__Provided entries__:
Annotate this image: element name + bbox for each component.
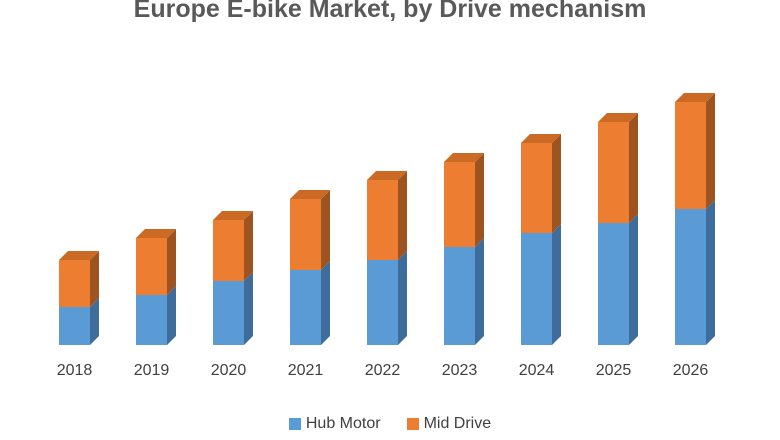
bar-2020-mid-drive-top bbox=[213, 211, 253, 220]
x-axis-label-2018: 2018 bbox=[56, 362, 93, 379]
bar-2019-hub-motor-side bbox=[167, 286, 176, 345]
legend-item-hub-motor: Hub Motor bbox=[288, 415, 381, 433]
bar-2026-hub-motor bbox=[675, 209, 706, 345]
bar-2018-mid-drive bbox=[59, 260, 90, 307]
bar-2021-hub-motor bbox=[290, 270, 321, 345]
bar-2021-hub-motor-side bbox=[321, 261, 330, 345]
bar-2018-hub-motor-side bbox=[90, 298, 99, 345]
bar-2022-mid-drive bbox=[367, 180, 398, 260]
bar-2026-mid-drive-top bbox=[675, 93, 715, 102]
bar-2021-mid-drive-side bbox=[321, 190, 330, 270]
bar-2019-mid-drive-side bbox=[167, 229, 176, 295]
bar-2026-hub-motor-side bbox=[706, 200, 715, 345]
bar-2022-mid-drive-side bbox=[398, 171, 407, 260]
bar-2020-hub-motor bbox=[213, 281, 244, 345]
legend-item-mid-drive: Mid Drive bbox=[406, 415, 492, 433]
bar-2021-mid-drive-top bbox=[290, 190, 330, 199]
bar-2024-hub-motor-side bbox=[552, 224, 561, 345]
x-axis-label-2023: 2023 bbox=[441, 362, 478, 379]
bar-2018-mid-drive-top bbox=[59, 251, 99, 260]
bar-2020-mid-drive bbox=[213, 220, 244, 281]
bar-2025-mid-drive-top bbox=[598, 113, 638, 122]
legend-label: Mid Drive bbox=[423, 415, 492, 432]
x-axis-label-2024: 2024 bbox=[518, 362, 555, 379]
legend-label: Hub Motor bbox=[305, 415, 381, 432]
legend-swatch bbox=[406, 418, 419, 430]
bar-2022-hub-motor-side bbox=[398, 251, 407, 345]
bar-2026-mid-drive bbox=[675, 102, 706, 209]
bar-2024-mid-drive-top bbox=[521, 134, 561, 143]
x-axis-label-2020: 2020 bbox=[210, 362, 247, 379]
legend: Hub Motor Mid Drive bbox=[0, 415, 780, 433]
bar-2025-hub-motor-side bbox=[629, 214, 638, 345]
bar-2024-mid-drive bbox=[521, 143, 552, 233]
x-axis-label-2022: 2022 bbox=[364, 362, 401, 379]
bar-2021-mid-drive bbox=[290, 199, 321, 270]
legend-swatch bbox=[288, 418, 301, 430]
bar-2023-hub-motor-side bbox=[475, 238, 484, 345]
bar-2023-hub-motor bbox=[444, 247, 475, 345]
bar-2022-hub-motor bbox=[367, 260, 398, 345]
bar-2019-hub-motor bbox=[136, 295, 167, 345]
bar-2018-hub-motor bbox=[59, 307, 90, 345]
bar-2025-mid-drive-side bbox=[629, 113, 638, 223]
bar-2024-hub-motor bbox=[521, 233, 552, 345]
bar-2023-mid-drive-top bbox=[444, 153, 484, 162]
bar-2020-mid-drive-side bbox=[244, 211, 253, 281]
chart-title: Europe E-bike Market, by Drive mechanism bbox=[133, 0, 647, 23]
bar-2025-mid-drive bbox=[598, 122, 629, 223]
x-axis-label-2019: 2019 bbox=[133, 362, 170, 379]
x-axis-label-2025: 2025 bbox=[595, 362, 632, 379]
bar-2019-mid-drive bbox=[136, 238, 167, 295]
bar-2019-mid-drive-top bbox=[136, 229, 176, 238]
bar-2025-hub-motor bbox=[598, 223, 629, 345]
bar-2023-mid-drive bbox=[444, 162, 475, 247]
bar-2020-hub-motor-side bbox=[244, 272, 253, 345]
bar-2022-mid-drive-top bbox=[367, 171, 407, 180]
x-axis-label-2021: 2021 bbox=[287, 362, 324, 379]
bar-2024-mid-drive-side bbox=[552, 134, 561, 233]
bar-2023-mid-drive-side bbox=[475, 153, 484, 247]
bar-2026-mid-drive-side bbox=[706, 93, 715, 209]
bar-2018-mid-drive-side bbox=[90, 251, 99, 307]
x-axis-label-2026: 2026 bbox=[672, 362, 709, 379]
--
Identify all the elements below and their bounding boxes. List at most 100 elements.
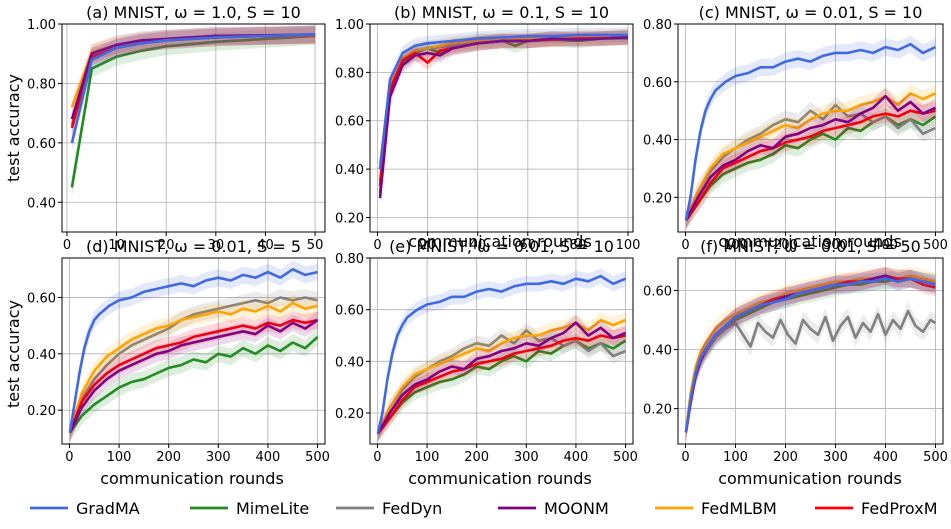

__Task objective__: Please quote the data above word for word, from the line containing "Annotate this image: element" through the line containing "bar-2019-mid-drive-side bbox=[167, 229, 176, 295]", including both of those lines. Leave the pictures out.

__Exercise response__:
Annotate this image: element name + bbox for each component.
bar-2020-mid-drive-top bbox=[213, 211, 253, 220]
x-axis-label-2018: 2018 bbox=[56, 362, 93, 379]
bar-2019-hub-motor-side bbox=[167, 286, 176, 345]
legend-item-hub-motor: Hub Motor bbox=[288, 415, 381, 433]
bar-2026-hub-motor bbox=[675, 209, 706, 345]
bar-2018-mid-drive bbox=[59, 260, 90, 307]
bar-2021-hub-motor bbox=[290, 270, 321, 345]
bar-2021-hub-motor-side bbox=[321, 261, 330, 345]
bar-2018-hub-motor-side bbox=[90, 298, 99, 345]
bar-2022-mid-drive bbox=[367, 180, 398, 260]
bar-2026-mid-drive-top bbox=[675, 93, 715, 102]
bar-2021-mid-drive-side bbox=[321, 190, 330, 270]
bar-2019-mid-drive-side bbox=[167, 229, 176, 295]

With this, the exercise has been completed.